____ Input

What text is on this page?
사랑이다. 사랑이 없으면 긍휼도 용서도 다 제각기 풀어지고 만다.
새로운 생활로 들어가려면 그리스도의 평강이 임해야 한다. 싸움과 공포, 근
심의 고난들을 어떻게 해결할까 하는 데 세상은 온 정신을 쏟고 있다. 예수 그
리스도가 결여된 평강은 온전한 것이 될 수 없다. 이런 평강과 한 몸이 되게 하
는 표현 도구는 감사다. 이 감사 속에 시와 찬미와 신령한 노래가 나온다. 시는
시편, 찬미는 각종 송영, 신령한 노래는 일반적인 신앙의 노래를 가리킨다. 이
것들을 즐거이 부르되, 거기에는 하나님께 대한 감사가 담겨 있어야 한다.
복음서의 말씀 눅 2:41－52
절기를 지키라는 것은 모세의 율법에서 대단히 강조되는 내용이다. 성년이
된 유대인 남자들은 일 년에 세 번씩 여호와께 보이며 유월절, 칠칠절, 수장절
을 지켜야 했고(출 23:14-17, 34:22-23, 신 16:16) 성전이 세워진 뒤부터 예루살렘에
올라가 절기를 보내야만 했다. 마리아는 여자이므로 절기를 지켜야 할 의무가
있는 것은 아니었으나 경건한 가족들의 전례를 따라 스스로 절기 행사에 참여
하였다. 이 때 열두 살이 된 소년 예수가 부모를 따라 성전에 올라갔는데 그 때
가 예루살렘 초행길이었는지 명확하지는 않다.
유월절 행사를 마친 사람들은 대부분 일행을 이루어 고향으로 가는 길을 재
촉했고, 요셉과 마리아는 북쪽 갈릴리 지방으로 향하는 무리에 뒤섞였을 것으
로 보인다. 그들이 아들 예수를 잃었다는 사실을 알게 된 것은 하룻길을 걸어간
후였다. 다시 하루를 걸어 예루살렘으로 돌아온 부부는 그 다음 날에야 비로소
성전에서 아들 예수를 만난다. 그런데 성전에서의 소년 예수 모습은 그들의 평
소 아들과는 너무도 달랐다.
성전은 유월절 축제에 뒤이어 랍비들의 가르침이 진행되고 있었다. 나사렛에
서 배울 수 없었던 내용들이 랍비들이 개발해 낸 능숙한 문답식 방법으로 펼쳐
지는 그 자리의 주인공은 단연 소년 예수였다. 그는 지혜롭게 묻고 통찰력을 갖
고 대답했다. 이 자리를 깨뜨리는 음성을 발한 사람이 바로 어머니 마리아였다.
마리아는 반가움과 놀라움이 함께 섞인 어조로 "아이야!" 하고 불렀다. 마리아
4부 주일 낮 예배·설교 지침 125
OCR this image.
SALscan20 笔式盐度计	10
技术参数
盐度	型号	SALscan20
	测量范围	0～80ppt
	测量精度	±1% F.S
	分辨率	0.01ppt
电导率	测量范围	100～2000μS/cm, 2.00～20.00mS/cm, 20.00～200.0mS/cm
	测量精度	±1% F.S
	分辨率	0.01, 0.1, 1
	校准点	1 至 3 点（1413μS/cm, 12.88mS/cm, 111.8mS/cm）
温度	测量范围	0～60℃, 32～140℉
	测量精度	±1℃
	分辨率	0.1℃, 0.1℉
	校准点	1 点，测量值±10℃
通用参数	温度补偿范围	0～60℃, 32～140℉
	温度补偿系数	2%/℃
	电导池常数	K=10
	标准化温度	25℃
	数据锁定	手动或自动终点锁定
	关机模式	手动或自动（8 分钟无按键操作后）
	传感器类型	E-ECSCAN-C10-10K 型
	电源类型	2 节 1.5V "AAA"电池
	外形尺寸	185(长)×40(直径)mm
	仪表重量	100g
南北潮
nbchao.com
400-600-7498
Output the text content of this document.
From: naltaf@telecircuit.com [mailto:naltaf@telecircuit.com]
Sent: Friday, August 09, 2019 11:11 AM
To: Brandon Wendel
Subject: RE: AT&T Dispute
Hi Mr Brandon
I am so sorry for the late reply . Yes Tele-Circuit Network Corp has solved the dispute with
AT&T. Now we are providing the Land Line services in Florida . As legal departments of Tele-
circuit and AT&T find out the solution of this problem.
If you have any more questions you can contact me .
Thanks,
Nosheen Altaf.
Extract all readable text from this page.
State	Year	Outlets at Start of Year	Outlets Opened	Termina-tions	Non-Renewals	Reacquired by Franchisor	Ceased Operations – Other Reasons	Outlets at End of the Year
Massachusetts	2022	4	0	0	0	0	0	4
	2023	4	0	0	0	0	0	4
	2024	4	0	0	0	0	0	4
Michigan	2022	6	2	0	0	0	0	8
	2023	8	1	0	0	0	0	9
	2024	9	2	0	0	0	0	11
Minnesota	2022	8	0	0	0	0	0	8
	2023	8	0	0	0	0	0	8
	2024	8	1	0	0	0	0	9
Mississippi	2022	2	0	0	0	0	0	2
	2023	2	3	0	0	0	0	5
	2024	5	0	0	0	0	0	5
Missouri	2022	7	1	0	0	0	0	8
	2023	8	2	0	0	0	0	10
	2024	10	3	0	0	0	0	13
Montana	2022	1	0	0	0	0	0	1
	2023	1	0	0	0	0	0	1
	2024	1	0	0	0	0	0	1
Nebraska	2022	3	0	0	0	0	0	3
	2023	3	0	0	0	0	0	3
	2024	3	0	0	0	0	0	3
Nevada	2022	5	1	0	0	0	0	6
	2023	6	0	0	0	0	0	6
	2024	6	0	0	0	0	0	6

________

- _Exercise objective_:
Copy out the material word for word and line for line.

- _Solution for this task_:
What text is on this page?
사랑이다. 사랑이 없으면 긍휼도 용서도 다 제각기 풀어지고 만다.
새로운 생활로 들어가려면 그리스도의 평강이 임해야 한다. 싸움과 공포, 근
심의 고난들을 어떻게 해결할까 하는 데 세상은 온 정신을 쏟고 있다. 예수 그
리스도가 결여된 평강은 온전한 것이 될 수 없다. 이런 평강과 한 몸이 되게 하
는 표현 도구는 감사다. 이 감사 속에 시와 찬미와 신령한 노래가 나온다. 시는
시편, 찬미는 각종 송영, 신령한 노래는 일반적인 신앙의 노래를 가리킨다. 이
것들을 즐거이 부르되, 거기에는 하나님께 대한 감사가 담겨 있어야 한다.
복음서의 말씀 눅 2:41－52
절기를 지키라는 것은 모세의 율법에서 대단히 강조되는 내용이다. 성년이
된 유대인 남자들은 일 년에 세 번씩 여호와께 보이며 유월절, 칠칠절, 수장절
을 지켜야 했고(출 23:14-17, 34:22-23, 신 16:16) 성전이 세워진 뒤부터 예루살렘에
올라가 절기를 보내야만 했다. 마리아는 여자이므로 절기를 지켜야 할 의무가
있는 것은 아니었으나 경건한 가족들의 전례를 따라 스스로 절기 행사에 참여
하였다. 이 때 열두 살이 된 소년 예수가 부모를 따라 성전에 올라갔는데 그 때
가 예루살렘 초행길이었는지 명확하지는 않다.
유월절 행사를 마친 사람들은 대부분 일행을 이루어 고향으로 가는 길을 재
촉했고, 요셉과 마리아는 북쪽 갈릴리 지방으로 향하는 무리에 뒤섞였을 것으
로 보인다. 그들이 아들 예수를 잃었다는 사실을 알게 된 것은 하룻길을 걸어간
후였다. 다시 하루를 걸어 예루살렘으로 돌아온 부부는 그 다음 날에야 비로소
성전에서 아들 예수를 만난다. 그런데 성전에서의 소년 예수 모습은 그들의 평
소 아들과는 너무도 달랐다.
성전은 유월절 축제에 뒤이어 랍비들의 가르침이 진행되고 있었다. 나사렛에
서 배울 수 없었던 내용들이 랍비들이 개발해 낸 능숙한 문답식 방법으로 펼쳐
지는 그 자리의 주인공은 단연 소년 예수였다. 그는 지혜롭게 묻고 통찰력을 갖
고 대답했다. 이 자리를 깨뜨리는 음성을 발한 사람이 바로 어머니 마리아였다.
마리아는 반가움과 놀라움이 함께 섞인 어조로 "아이야!" 하고 불렀다. 마리아
4부 주일 낮 예배·설교 지침 125
OCR this image.
SALscan20 笔式盐度计	10
技术参数
盐度	型号	SALscan20
	测量范围	0～80ppt
	测量精度	±1% F.S
	分辨率	0.01ppt
电导率	测量范围	100～2000μS/cm, 2.00～20.00mS/cm, 20.00～200.0mS/cm
	测量精度	±1% F.S
	分辨率	0.01, 0.1, 1
	校准点	1 至 3 点（1413μS/cm, 12.88mS/cm, 111.8mS/cm）
温度	测量范围	0～60℃, 32～140℉
	测量精度	±1℃
	分辨率	0.1℃, 0.1℉
	校准点	1 点，测量值±10℃
通用参数	温度补偿范围	0～60℃, 32～140℉
	温度补偿系数	2%/℃
	电导池常数	K=10
	标准化温度	25℃
	数据锁定	手动或自动终点锁定
	关机模式	手动或自动（8 分钟无按键操作后）
	传感器类型	E-ECSCAN-C10-10K 型
	电源类型	2 节 1.5V "AAA"电池
	外形尺寸	185(长)×40(直径)mm
	仪表重量	100g
南北潮
nbchao.com
400-600-7498
Output the text content of this document.
From: naltaf@telecircuit.com [mailto:naltaf@telecircuit.com]
Sent: Friday, August 09, 2019 11:11 AM
To: Brandon Wendel
Subject: RE: AT&T Dispute
Hi Mr Brandon
I am so sorry for the late reply . Yes Tele-Circuit Network Corp has solved the dispute with
AT&T. Now we are providing the Land Line services in Florida . As legal departments of Tele-
circuit and AT&T find out the solution of this problem.
If you have any more questions you can contact me .
Thanks,
Nosheen Altaf.
Extract all readable text from this page.
State	Year	Outlets at Start of Year	Outlets Opened	Termina-tions	Non-Renewals	Reacquired by Franchisor	Ceased Operations – Other Reasons	Outlets at End of the Year
Massachusetts	2022	4	0	0	0	0	0	4
	2023	4	0	0	0	0	0	4
	2024	4	0	0	0	0	0	4
Michigan	2022	6	2	0	0	0	0	8
	2023	8	1	0	0	0	0	9
	2024	9	2	0	0	0	0	11
Minnesota	2022	8	0	0	0	0	0	8
	2023	8	0	0	0	0	0	8
	2024	8	1	0	0	0	0	9
Mississippi	2022	2	0	0	0	0	0	2
	2023	2	3	0	0	0	0	5
	2024	5	0	0	0	0	0	5
Missouri	2022	7	1	0	0	0	0	8
	2023	8	2	0	0	0	0	10
	2024	10	3	0	0	0	0	13
Montana	2022	1	0	0	0	0	0	1
	2023	1	0	0	0	0	0	1
	2024	1	0	0	0	0	0	1
Nebraska	2022	3	0	0	0	0	0	3
	2023	3	0	0	0	0	0	3
	2024	3	0	0	0	0	0	3
Nevada	2022	5	1	0	0	0	0	6
	2023	6	0	0	0	0	0	6
	2024	6	0	0	0	0	0	6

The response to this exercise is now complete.